> **THE RECORDS**:
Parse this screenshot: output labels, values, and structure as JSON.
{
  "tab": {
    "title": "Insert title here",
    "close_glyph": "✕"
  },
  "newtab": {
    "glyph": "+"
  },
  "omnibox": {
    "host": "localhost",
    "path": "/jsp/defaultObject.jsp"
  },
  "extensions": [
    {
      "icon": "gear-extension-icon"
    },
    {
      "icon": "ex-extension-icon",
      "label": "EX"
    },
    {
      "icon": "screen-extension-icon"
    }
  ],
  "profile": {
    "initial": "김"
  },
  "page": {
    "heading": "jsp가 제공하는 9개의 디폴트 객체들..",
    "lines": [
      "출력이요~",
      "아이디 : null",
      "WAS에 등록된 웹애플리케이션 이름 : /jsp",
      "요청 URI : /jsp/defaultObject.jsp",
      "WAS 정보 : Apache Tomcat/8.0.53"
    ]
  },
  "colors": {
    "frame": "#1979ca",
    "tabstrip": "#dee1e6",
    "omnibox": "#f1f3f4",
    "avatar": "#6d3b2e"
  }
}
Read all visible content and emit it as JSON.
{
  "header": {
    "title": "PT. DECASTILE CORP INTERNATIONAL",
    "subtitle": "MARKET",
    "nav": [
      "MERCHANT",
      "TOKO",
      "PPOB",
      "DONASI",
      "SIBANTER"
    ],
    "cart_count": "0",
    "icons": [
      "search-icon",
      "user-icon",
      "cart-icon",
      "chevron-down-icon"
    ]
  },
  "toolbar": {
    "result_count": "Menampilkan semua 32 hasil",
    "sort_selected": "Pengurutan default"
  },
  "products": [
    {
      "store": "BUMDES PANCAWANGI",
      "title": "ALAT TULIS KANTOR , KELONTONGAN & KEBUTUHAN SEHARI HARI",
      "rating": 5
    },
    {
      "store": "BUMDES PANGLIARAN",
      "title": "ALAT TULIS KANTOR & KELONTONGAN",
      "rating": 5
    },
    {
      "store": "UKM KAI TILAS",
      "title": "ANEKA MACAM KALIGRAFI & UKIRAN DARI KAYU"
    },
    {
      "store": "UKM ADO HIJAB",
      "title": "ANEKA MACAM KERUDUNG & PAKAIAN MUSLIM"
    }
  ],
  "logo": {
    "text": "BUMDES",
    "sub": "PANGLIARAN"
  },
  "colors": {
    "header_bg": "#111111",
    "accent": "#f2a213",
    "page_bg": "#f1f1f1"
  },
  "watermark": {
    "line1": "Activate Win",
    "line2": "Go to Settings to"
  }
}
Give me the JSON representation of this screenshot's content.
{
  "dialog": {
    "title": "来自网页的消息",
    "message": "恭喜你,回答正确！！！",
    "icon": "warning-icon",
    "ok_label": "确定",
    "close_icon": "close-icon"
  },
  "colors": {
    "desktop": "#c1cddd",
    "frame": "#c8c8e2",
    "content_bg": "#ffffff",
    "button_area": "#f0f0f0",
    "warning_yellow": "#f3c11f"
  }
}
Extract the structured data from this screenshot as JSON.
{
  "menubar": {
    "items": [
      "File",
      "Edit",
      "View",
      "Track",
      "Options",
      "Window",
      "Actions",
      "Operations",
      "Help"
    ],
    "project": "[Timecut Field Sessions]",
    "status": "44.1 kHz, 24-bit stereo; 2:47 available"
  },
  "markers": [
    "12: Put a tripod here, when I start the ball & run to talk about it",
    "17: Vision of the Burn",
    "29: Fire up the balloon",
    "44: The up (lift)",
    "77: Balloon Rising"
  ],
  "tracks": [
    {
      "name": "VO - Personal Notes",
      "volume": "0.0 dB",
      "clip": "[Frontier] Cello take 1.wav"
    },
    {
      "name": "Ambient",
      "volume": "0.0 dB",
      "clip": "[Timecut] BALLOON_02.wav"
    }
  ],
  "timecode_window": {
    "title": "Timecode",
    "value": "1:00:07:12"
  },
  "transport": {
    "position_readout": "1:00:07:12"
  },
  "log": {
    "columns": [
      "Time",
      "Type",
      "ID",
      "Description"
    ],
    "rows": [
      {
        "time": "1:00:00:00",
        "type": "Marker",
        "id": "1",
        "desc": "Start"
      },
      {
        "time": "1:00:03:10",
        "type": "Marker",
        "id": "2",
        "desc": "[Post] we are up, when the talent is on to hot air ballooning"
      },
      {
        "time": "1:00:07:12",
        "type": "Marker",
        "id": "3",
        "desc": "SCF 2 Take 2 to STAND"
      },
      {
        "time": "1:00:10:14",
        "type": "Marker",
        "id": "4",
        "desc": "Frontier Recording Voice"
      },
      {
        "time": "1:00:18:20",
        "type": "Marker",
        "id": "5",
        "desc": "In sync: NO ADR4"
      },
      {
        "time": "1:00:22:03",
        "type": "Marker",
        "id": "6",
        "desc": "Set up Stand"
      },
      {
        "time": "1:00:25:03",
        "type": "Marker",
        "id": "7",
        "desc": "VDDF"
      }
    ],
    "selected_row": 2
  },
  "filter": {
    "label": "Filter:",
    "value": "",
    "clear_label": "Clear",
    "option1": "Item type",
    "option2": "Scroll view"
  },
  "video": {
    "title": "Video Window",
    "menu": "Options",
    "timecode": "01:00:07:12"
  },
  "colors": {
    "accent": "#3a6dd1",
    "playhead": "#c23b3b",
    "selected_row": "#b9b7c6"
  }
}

> **PROBLEM DESCRIPTION**: Reproduce the data, keeping every line exactly the same.

> **WRITTEN SOLUTION**:
Parse this screenshot: output labels, values, and structure as JSON.
{
  "tab": {
    "title": "Insert title here",
    "close_glyph": "✕"
  },
  "newtab": {
    "glyph": "+"
  },
  "omnibox": {
    "host": "localhost",
    "path": "/jsp/defaultObject.jsp"
  },
  "extensions": [
    {
      "icon": "gear-extension-icon"
    },
    {
      "icon": "ex-extension-icon",
      "label": "EX"
    },
    {
      "icon": "screen-extension-icon"
    }
  ],
  "profile": {
    "initial": "김"
  },
  "page": {
    "heading": "jsp가 제공하는 9개의 디폴트 객체들..",
    "lines": [
      "출력이요~",
      "아이디 : null",
      "WAS에 등록된 웹애플리케이션 이름 : /jsp",
      "요청 URI : /jsp/defaultObject.jsp",
      "WAS 정보 : Apache Tomcat/8.0.53"
    ]
  },
  "colors": {
    "frame": "#1979ca",
    "tabstrip": "#dee1e6",
    "omnibox": "#f1f3f4",
    "avatar": "#6d3b2e"
  }
}
Read all visible content and emit it as JSON.
{
  "header": {
    "title": "PT. DECASTILE CORP INTERNATIONAL",
    "subtitle": "MARKET",
    "nav": [
      "MERCHANT",
      "TOKO",
      "PPOB",
      "DONASI",
      "SIBANTER"
    ],
    "cart_count": "0",
    "icons": [
      "search-icon",
      "user-icon",
      "cart-icon",
      "chevron-down-icon"
    ]
  },
  "toolbar": {
    "result_count": "Menampilkan semua 32 hasil",
    "sort_selected": "Pengurutan default"
  },
  "products": [
    {
      "store": "BUMDES PANCAWANGI",
      "title": "ALAT TULIS KANTOR , KELONTONGAN & KEBUTUHAN SEHARI HARI",
      "rating": 5
    },
    {
      "store": "BUMDES PANGLIARAN",
      "title": "ALAT TULIS KANTOR & KELONTONGAN",
      "rating": 5
    },
    {
      "store": "UKM KAI TILAS",
      "title": "ANEKA MACAM KALIGRAFI & UKIRAN DARI KAYU"
    },
    {
      "store": "UKM ADO HIJAB",
      "title": "ANEKA MACAM KERUDUNG & PAKAIAN MUSLIM"
    }
  ],
  "logo": {
    "text": "BUMDES",
    "sub": "PANGLIARAN"
  },
  "colors": {
    "header_bg": "#111111",
    "accent": "#f2a213",
    "page_bg": "#f1f1f1"
  },
  "watermark": {
    "line1": "Activate Win",
    "line2": "Go to Settings to"
  }
}
Give me the JSON representation of this screenshot's content.
{
  "dialog": {
    "title": "来自网页的消息",
    "message": "恭喜你,回答正确！！！",
    "icon": "warning-icon",
    "ok_label": "确定",
    "close_icon": "close-icon"
  },
  "colors": {
    "desktop": "#c1cddd",
    "frame": "#c8c8e2",
    "content_bg": "#ffffff",
    "button_area": "#f0f0f0",
    "warning_yellow": "#f3c11f"
  }
}
Extract the structured data from this screenshot as JSON.
{
  "menubar": {
    "items": [
      "File",
      "Edit",
      "View",
      "Track",
      "Options",
      "Window",
      "Actions",
      "Operations",
      "Help"
    ],
    "project": "[Timecut Field Sessions]",
    "status": "44.1 kHz, 24-bit stereo; 2:47 available"
  },
  "markers": [
    "12: Put a tripod here, when I start the ball & run to talk about it",
    "17: Vision of the Burn",
    "29: Fire up the balloon",
    "44: The up (lift)",
    "77: Balloon Rising"
  ],
  "tracks": [
    {
      "name": "VO - Personal Notes",
      "volume": "0.0 dB",
      "clip": "[Frontier] Cello take 1.wav"
    },
    {
      "name": "Ambient",
      "volume": "0.0 dB",
      "clip": "[Timecut] BALLOON_02.wav"
    }
  ],
  "timecode_window": {
    "title": "Timecode",
    "value": "1:00:07:12"
  },
  "transport": {
    "position_readout": "1:00:07:12"
  },
  "log": {
    "columns": [
      "Time",
      "Type",
      "ID",
      "Description"
    ],
    "rows": [
      {
        "time": "1:00:00:00",
        "type": "Marker",
        "id": "1",
        "desc": "Start"
      },
      {
        "time": "1:00:03:10",
        "type": "Marker",
        "id": "2",
        "desc": "[Post] we are up, when the talent is on to hot air ballooning"
      },
      {
        "time": "1:00:07:12",
        "type": "Marker",
        "id": "3",
        "desc": "SCF 2 Take 2 to STAND"
      },
      {
        "time": "1:00:10:14",
        "type": "Marker",
        "id": "4",
        "desc": "Frontier Recording Voice"
      },
      {
        "time": "1:00:18:20",
        "type": "Marker",
        "id": "5",
        "desc": "In sync: NO ADR4"
      },
      {
        "time": "1:00:22:03",
        "type": "Marker",
        "id": "6",
        "desc": "Set up Stand"
      },
      {
        "time": "1:00:25:03",
        "type": "Marker",
        "id": "7",
        "desc": "VDDF"
      }
    ],
    "selected_row": 2
  },
  "filter": {
    "label": "Filter:",
    "value": "",
    "clear_label": "Clear",
    "option1": "Item type",
    "option2": "Scroll view"
  },
  "video": {
    "title": "Video Window",
    "menu": "Options",
    "timecode": "01:00:07:12"
  },
  "colors": {
    "accent": "#3a6dd1",
    "playhead": "#c23b3b",
    "selected_row": "#b9b7c6"
  }
}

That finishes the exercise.